> _MATERIALS PROVIDED_:
• • •

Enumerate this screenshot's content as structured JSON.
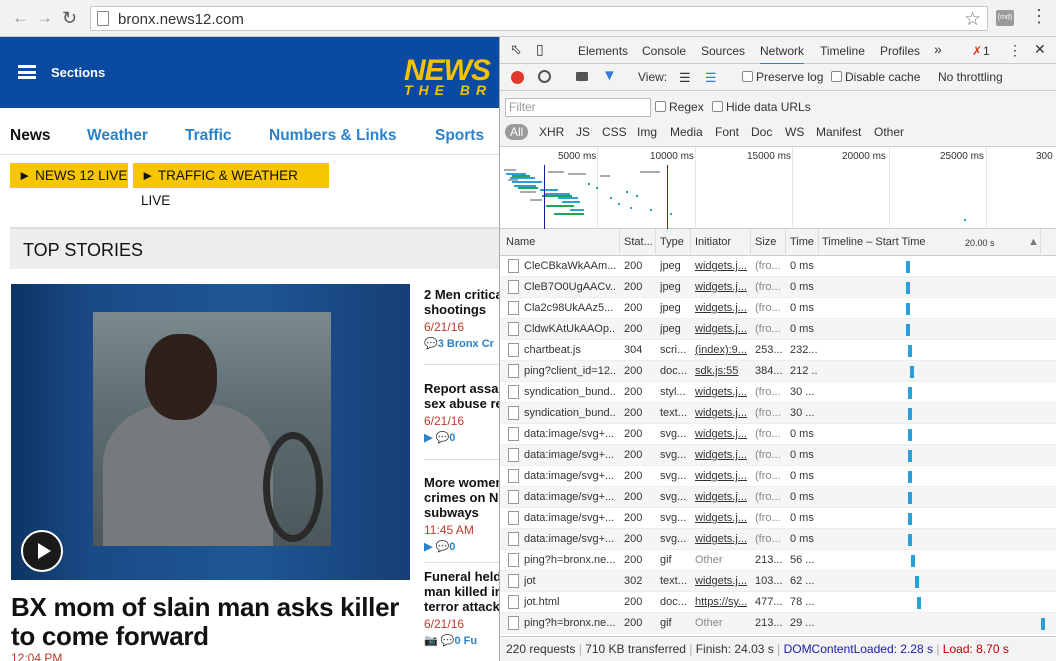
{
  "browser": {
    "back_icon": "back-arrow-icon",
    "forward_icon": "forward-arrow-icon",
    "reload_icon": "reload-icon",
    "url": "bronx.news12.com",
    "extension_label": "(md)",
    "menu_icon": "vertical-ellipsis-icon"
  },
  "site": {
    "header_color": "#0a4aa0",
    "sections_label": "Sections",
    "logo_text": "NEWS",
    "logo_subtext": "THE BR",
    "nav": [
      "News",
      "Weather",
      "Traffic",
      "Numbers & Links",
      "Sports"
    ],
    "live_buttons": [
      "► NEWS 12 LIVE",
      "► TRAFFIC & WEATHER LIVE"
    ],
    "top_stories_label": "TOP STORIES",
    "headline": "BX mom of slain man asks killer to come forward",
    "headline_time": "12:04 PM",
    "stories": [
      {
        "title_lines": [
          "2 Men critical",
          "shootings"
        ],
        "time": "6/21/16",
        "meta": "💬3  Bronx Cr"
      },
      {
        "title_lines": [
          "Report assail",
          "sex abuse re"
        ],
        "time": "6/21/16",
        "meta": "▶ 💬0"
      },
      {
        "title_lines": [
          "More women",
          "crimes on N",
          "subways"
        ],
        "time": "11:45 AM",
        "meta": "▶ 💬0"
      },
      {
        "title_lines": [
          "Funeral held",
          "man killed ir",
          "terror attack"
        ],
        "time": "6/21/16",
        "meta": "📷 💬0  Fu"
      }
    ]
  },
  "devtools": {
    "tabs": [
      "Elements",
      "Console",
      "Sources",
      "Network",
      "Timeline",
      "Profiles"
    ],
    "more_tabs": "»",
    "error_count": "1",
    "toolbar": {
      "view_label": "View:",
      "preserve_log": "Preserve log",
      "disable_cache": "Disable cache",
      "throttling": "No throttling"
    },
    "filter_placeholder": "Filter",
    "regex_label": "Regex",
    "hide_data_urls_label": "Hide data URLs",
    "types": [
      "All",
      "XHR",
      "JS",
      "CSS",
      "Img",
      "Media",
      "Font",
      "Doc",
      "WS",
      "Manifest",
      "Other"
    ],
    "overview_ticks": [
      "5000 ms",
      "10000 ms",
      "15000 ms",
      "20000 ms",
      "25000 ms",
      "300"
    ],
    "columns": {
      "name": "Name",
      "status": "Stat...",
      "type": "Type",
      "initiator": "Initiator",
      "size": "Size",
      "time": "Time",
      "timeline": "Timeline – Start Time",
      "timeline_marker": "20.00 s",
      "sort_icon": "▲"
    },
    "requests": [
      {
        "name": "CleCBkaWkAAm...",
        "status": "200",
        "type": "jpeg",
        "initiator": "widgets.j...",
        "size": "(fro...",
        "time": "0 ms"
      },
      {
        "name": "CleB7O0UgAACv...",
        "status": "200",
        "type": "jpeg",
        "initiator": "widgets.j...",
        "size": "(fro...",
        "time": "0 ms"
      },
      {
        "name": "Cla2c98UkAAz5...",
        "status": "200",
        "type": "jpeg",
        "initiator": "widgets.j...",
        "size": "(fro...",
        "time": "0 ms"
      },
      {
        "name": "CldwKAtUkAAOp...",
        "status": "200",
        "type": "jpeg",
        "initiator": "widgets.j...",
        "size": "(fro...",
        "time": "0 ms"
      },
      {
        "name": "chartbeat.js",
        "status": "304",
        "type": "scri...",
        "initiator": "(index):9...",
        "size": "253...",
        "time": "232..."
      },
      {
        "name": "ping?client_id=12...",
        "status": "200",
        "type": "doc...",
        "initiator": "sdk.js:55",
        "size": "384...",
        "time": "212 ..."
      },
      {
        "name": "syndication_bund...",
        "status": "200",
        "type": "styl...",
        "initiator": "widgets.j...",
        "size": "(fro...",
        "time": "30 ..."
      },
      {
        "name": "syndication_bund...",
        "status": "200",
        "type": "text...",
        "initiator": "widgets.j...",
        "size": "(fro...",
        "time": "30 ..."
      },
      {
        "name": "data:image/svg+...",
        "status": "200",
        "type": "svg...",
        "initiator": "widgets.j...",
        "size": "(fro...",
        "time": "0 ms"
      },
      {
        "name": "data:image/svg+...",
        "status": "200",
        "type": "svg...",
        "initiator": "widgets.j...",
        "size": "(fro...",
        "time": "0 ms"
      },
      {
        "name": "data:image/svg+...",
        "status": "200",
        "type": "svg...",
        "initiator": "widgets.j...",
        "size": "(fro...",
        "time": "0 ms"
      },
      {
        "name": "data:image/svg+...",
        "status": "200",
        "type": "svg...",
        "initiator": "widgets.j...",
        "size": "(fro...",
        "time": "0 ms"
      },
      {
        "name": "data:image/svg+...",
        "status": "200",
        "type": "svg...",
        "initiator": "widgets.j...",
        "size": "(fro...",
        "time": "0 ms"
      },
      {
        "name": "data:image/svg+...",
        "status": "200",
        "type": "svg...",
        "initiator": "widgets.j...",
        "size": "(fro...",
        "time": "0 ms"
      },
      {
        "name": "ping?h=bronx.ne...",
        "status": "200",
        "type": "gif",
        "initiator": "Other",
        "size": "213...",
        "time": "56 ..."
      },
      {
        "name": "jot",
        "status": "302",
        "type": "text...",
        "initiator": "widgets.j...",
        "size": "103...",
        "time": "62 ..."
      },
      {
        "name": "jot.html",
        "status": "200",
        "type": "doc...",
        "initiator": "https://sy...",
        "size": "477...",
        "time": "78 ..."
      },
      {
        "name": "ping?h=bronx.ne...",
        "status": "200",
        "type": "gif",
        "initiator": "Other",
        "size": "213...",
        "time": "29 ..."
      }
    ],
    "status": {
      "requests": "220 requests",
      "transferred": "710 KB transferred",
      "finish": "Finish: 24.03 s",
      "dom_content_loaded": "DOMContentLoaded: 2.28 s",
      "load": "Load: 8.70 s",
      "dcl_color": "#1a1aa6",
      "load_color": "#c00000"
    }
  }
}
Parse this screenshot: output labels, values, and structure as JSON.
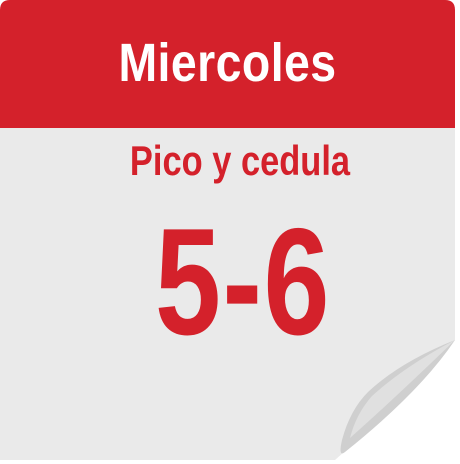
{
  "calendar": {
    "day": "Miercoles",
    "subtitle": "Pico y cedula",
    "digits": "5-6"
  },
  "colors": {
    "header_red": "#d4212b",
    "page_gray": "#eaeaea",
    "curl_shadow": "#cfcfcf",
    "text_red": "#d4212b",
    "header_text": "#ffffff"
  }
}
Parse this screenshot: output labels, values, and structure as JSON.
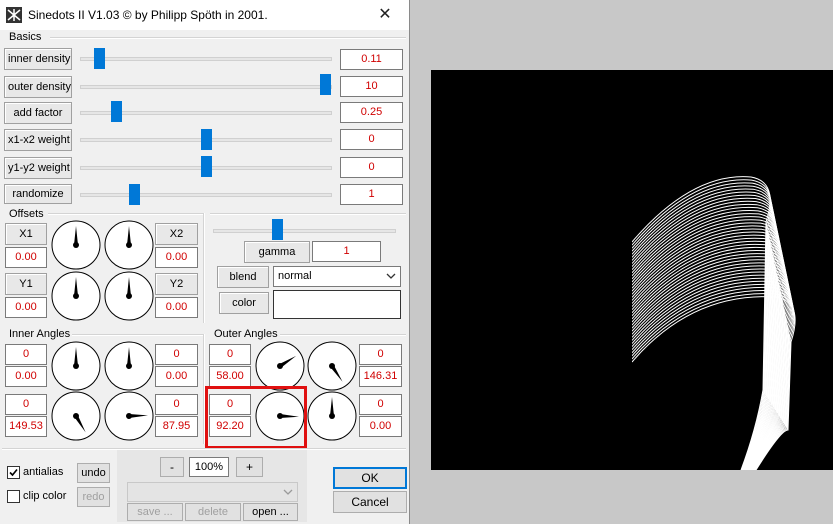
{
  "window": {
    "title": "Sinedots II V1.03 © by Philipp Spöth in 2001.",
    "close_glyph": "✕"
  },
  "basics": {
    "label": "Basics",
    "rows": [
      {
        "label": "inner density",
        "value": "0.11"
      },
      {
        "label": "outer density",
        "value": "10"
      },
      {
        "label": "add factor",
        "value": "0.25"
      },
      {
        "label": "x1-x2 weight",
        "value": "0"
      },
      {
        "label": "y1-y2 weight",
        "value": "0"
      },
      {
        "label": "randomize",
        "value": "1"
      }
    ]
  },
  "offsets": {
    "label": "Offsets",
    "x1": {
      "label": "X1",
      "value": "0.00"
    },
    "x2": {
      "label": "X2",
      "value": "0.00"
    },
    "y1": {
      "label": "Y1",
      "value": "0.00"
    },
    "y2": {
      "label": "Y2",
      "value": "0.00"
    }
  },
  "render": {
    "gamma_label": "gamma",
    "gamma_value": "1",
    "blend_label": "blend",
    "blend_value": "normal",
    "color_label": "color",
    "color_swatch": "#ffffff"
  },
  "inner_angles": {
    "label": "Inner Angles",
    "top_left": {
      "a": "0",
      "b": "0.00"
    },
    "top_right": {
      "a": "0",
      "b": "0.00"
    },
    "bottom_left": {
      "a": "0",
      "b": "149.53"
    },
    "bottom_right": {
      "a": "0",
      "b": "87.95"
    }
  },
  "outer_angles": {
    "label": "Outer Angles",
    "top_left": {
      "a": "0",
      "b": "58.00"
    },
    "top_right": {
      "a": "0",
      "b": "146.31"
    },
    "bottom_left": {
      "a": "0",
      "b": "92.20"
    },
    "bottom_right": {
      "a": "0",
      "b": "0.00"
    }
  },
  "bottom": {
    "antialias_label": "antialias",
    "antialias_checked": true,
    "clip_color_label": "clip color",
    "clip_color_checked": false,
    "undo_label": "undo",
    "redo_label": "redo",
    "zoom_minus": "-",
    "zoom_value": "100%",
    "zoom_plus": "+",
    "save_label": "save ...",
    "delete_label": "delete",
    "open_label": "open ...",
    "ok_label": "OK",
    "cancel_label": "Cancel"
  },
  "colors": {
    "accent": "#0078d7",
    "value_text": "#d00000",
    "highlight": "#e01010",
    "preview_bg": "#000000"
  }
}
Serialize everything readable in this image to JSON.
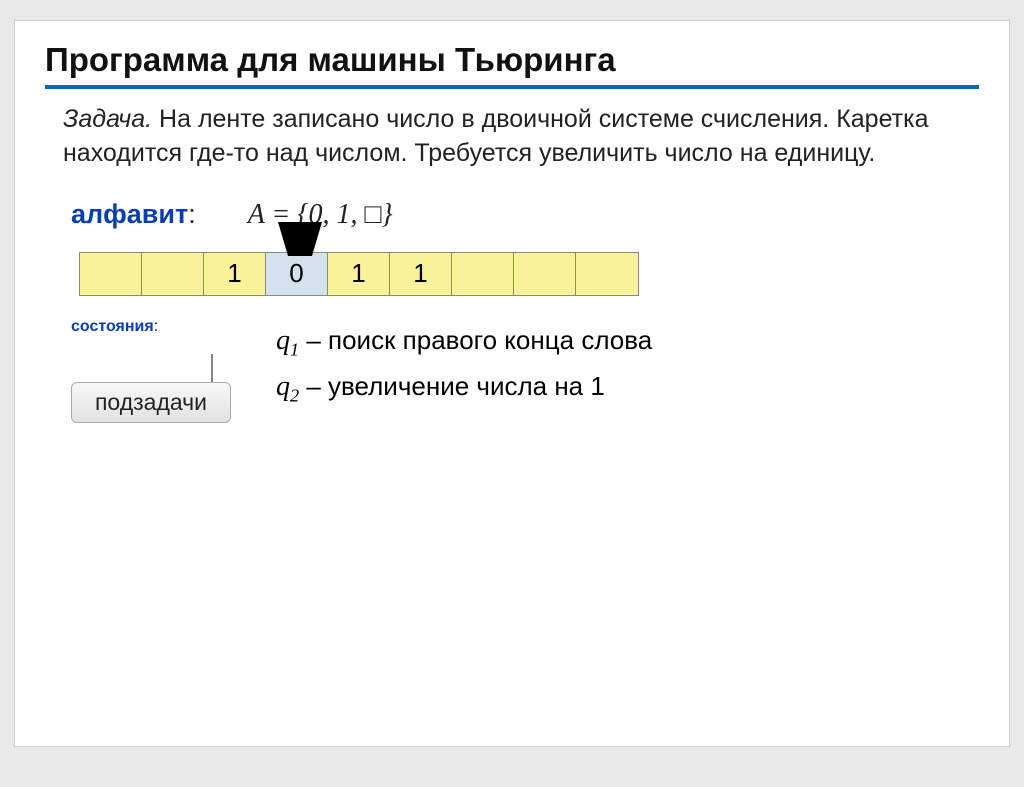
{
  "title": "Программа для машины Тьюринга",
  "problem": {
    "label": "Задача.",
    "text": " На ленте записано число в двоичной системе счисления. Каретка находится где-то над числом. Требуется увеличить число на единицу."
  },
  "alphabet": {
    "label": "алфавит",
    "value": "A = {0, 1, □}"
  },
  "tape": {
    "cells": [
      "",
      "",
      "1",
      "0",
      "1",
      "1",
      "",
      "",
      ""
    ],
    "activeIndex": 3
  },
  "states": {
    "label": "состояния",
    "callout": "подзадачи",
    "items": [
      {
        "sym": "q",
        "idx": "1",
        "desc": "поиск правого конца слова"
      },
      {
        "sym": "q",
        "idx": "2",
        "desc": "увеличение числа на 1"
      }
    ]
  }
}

• • •

> _AIM_: Go through the records and gather the lines that hold "desc".

> _THE COMPLETED TASK_:
        "desc": "поиск правого конца слова"
        "desc": "увеличение числа на 1"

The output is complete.